* Task requirements
Gather every line of the entries that includes the word "Интернационала".

* Listed entries
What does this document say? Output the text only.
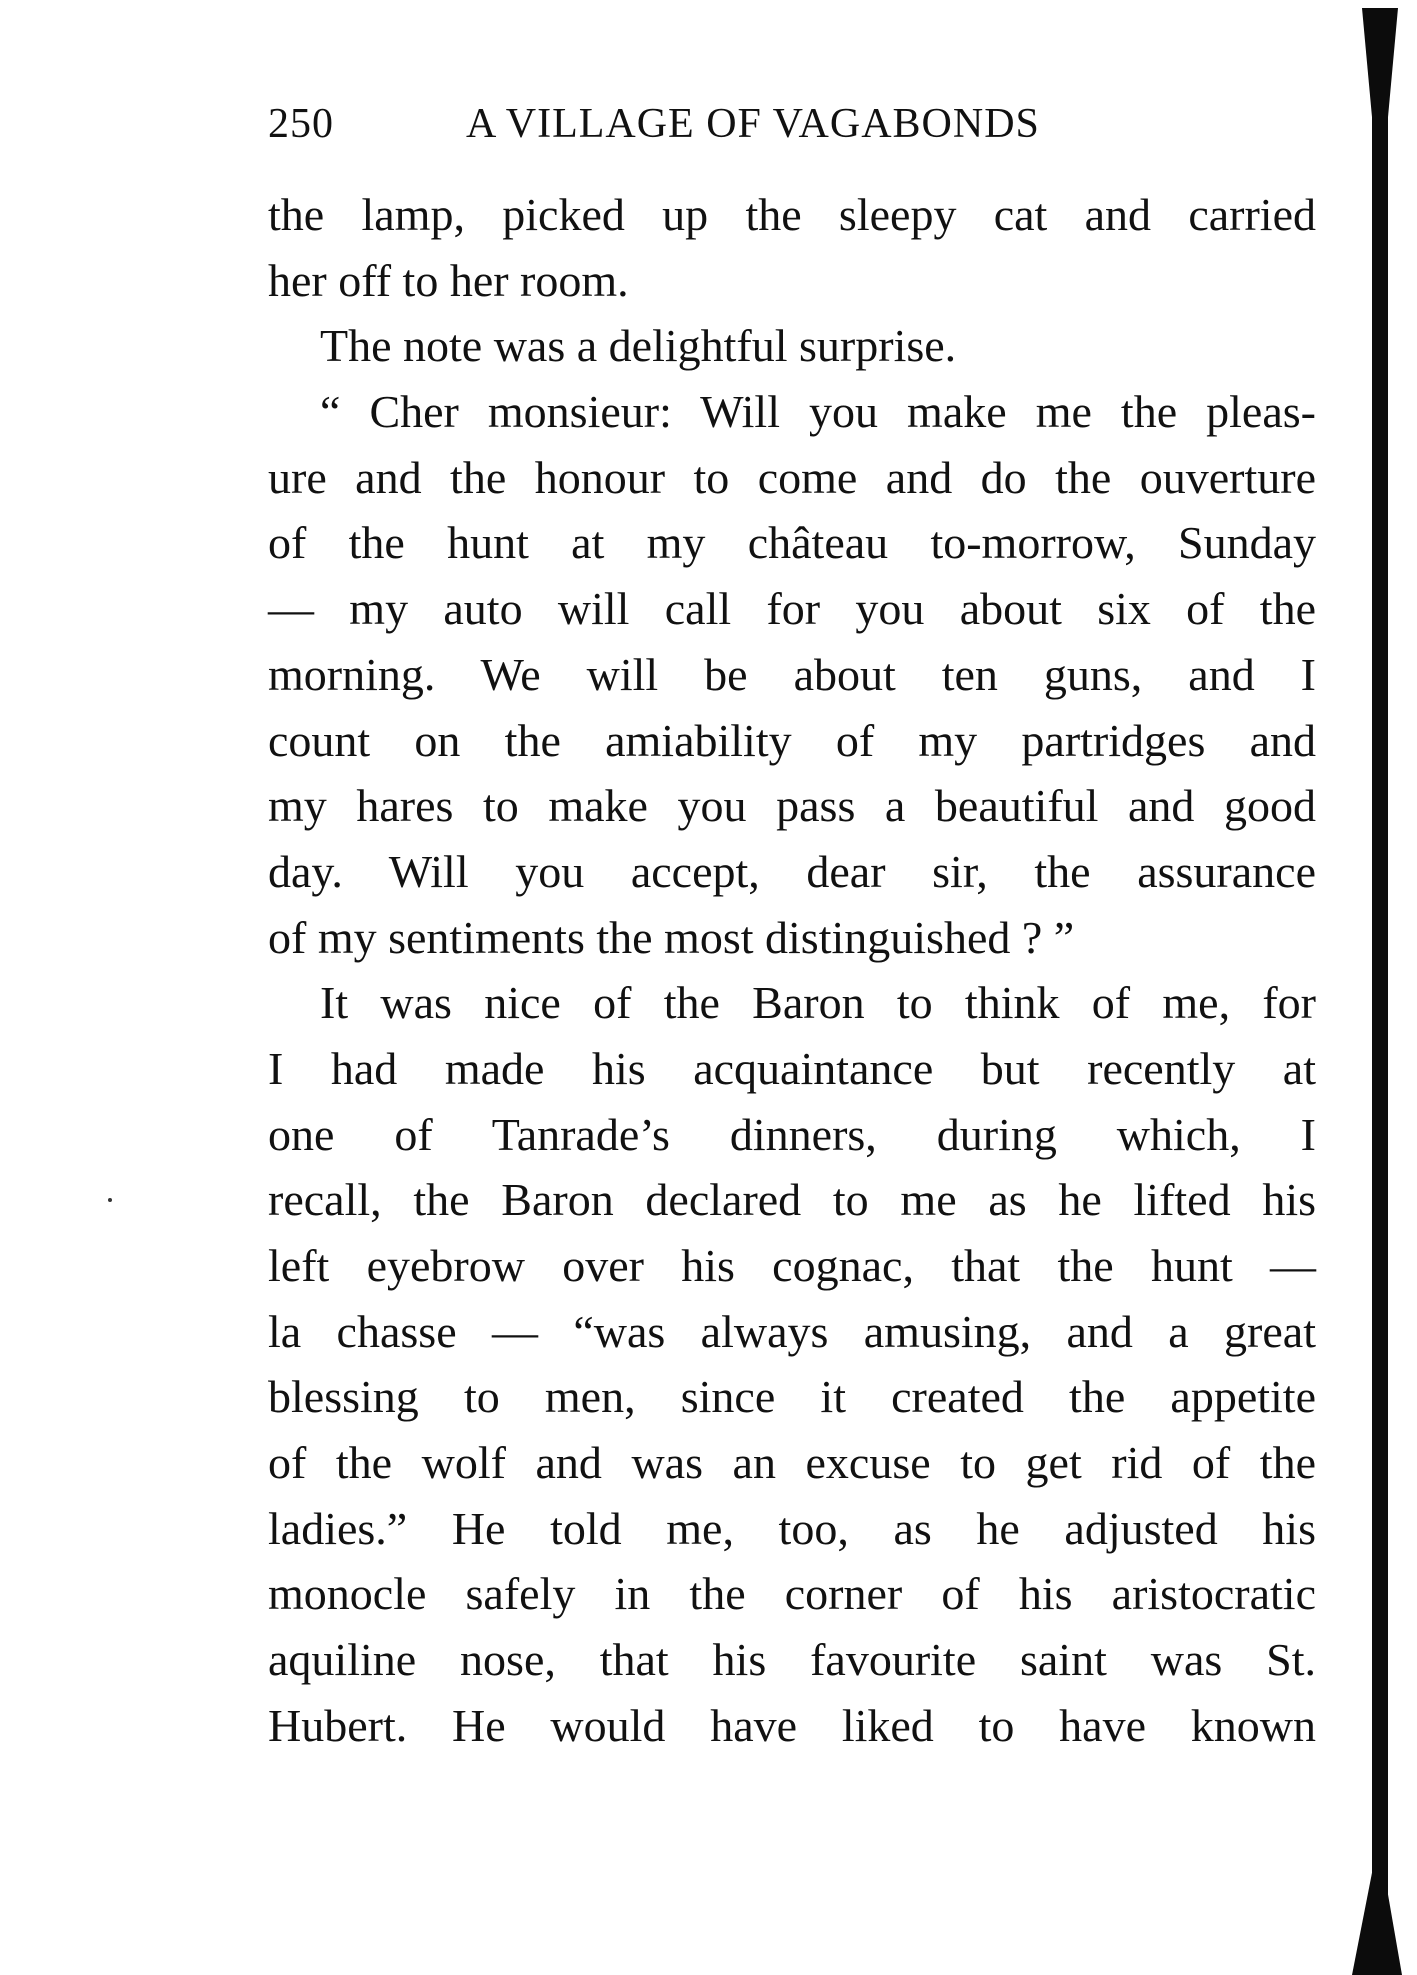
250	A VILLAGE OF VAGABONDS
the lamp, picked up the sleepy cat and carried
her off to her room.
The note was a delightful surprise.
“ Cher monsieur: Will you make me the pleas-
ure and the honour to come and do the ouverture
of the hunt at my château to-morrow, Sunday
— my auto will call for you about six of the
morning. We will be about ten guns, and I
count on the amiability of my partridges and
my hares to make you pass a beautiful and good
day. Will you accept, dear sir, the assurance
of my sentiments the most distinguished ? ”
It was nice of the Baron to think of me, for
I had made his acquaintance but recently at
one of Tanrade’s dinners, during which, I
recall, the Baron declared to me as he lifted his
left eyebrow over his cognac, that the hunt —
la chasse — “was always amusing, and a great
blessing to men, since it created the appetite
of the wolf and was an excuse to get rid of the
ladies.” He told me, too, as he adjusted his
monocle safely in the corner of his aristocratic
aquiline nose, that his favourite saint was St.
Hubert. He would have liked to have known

--

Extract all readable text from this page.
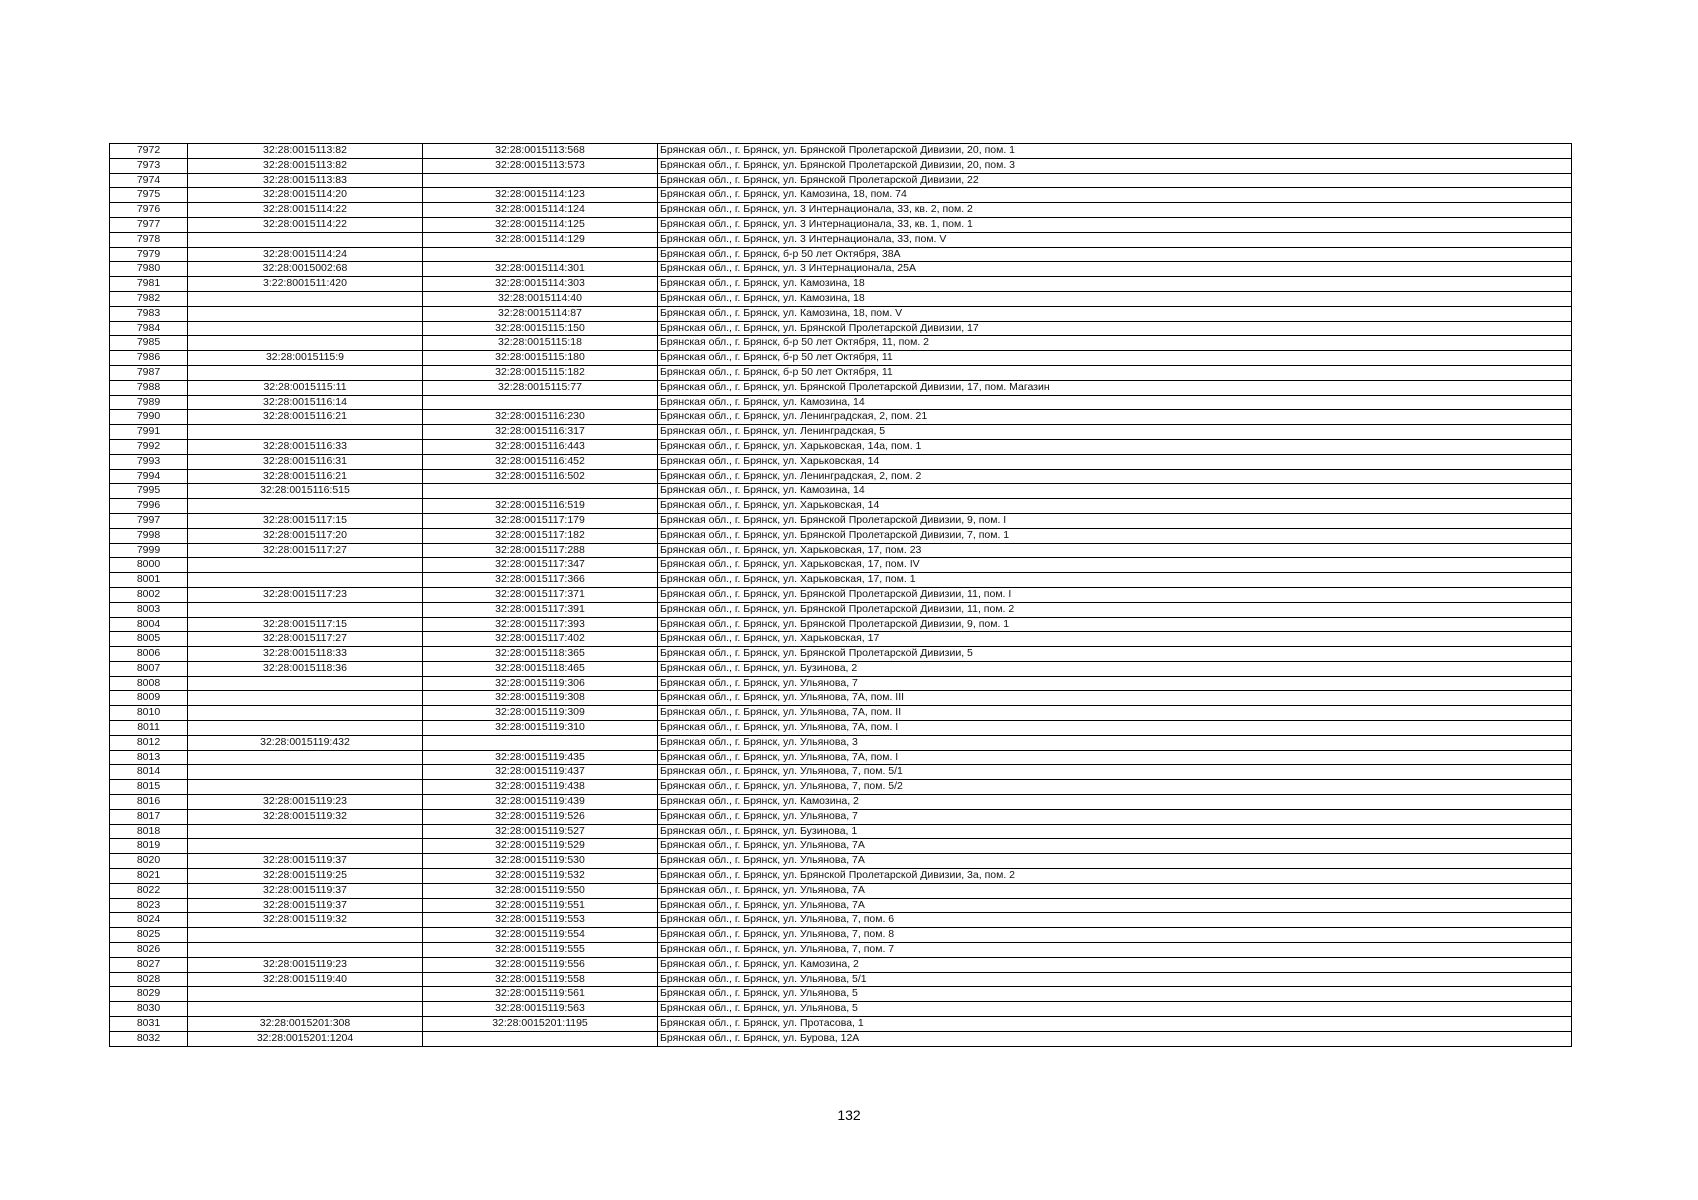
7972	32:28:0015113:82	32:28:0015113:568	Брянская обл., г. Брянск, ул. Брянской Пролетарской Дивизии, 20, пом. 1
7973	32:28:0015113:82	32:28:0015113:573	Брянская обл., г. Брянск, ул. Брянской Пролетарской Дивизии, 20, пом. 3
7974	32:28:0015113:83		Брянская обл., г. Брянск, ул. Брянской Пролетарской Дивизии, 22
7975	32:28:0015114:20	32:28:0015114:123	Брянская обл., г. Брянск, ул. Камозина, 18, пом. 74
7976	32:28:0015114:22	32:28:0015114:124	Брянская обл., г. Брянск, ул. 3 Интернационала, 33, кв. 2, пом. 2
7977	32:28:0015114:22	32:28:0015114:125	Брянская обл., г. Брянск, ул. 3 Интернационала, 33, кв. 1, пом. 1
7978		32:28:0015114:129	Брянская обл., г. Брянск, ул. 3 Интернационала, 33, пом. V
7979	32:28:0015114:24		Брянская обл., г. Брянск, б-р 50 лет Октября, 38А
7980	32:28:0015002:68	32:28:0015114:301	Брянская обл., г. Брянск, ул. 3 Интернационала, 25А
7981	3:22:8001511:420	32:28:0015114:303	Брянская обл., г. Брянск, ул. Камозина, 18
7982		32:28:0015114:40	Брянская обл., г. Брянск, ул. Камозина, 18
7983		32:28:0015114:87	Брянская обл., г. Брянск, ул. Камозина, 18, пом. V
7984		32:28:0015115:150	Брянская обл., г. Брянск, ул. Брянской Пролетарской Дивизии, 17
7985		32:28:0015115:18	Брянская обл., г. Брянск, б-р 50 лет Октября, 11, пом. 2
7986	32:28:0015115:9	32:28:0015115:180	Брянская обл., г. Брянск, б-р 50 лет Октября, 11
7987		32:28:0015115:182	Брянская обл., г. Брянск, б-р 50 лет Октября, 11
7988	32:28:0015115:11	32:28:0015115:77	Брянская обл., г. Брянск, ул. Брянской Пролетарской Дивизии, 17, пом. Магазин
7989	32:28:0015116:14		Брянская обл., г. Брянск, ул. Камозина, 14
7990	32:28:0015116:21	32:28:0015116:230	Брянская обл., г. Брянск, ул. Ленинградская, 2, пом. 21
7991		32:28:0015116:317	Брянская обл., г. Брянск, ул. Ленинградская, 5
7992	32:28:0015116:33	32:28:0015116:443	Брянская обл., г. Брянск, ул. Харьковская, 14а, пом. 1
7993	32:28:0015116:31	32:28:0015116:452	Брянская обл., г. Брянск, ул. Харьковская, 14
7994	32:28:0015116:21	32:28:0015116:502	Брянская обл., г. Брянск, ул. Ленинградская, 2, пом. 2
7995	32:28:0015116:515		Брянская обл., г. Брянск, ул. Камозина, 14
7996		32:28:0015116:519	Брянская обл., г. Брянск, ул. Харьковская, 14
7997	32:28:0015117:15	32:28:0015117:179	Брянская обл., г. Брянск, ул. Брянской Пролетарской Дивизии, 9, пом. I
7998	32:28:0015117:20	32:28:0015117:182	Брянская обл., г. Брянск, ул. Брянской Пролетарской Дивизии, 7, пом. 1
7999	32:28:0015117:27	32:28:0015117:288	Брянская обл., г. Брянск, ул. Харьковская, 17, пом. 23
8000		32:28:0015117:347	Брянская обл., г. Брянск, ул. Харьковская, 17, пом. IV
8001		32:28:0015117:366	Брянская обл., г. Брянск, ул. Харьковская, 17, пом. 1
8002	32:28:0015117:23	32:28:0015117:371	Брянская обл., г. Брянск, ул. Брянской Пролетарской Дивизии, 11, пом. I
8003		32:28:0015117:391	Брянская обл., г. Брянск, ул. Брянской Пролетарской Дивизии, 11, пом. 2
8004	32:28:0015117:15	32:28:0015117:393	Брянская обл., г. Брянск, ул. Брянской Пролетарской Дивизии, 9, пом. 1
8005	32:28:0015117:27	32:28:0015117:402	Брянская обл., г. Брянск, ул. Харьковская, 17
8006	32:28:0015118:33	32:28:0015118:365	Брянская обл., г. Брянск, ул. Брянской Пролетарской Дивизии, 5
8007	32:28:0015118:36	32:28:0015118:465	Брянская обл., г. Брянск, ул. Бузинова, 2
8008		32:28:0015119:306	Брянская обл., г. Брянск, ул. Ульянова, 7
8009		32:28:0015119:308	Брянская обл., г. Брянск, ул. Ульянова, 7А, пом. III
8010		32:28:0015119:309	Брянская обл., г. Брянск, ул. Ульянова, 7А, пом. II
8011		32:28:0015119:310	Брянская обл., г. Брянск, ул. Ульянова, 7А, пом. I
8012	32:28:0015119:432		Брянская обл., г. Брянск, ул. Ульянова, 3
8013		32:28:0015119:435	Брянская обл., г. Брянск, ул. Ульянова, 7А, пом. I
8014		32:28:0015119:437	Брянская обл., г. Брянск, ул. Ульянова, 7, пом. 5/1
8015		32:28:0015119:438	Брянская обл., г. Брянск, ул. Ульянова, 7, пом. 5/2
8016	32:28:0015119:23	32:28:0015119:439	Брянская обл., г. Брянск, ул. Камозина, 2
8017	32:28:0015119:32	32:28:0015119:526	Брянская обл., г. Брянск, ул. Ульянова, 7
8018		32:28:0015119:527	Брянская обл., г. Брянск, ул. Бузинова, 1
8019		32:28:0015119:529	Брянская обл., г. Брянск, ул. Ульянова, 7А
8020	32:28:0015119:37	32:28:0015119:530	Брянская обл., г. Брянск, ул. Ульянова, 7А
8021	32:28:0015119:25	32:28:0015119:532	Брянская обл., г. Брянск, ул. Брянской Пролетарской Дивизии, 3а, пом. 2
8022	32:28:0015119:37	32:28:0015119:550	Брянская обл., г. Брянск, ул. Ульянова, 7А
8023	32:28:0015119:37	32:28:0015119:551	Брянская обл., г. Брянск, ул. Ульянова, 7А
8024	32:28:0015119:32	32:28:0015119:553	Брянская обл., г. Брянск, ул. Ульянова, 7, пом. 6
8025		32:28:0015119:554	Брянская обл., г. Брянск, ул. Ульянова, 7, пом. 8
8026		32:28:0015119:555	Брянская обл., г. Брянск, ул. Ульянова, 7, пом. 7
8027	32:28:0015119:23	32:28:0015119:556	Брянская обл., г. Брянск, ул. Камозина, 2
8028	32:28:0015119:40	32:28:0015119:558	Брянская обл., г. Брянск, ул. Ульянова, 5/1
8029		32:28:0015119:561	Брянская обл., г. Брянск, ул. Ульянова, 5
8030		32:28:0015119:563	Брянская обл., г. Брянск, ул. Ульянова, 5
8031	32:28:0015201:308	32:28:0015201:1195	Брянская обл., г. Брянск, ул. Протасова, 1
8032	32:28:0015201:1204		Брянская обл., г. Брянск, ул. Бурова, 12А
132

==

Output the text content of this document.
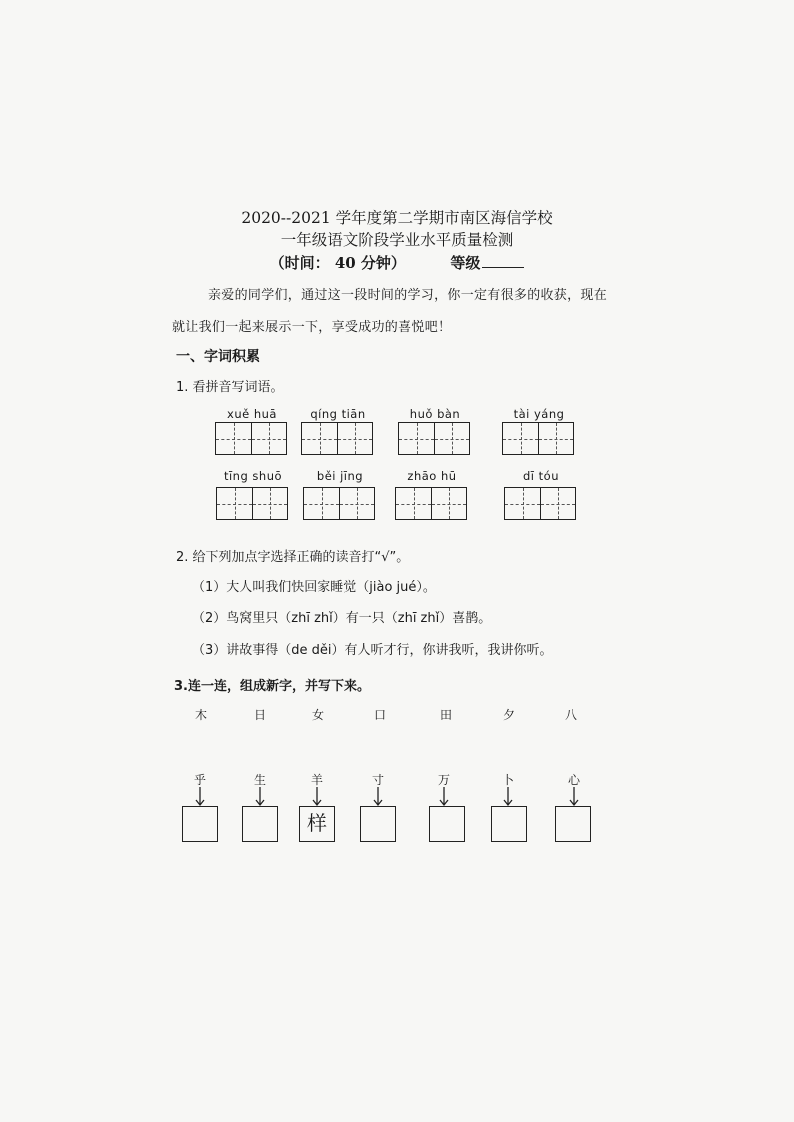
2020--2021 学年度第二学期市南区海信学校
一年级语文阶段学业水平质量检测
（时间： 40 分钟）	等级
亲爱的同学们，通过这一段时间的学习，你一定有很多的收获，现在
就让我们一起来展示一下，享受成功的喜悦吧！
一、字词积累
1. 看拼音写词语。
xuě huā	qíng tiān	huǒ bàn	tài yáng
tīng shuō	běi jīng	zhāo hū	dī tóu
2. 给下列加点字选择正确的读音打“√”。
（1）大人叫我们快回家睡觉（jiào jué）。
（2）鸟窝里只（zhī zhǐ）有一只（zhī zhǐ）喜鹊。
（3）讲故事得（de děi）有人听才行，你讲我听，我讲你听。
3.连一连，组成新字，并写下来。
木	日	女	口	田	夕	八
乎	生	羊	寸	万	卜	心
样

* Full answer
7976	32:28:0015114:22	32:28:0015114:124	Брянская обл., г. Брянск, ул. 3 Интернационала, 33, кв. 2, пом. 2
7977	32:28:0015114:22	32:28:0015114:125	Брянская обл., г. Брянск, ул. 3 Интернационала, 33, кв. 1, пом. 1
7978		32:28:0015114:129	Брянская обл., г. Брянск, ул. 3 Интернационала, 33, пом. V
7980	32:28:0015002:68	32:28:0015114:301	Брянская обл., г. Брянск, ул. 3 Интернационала, 25А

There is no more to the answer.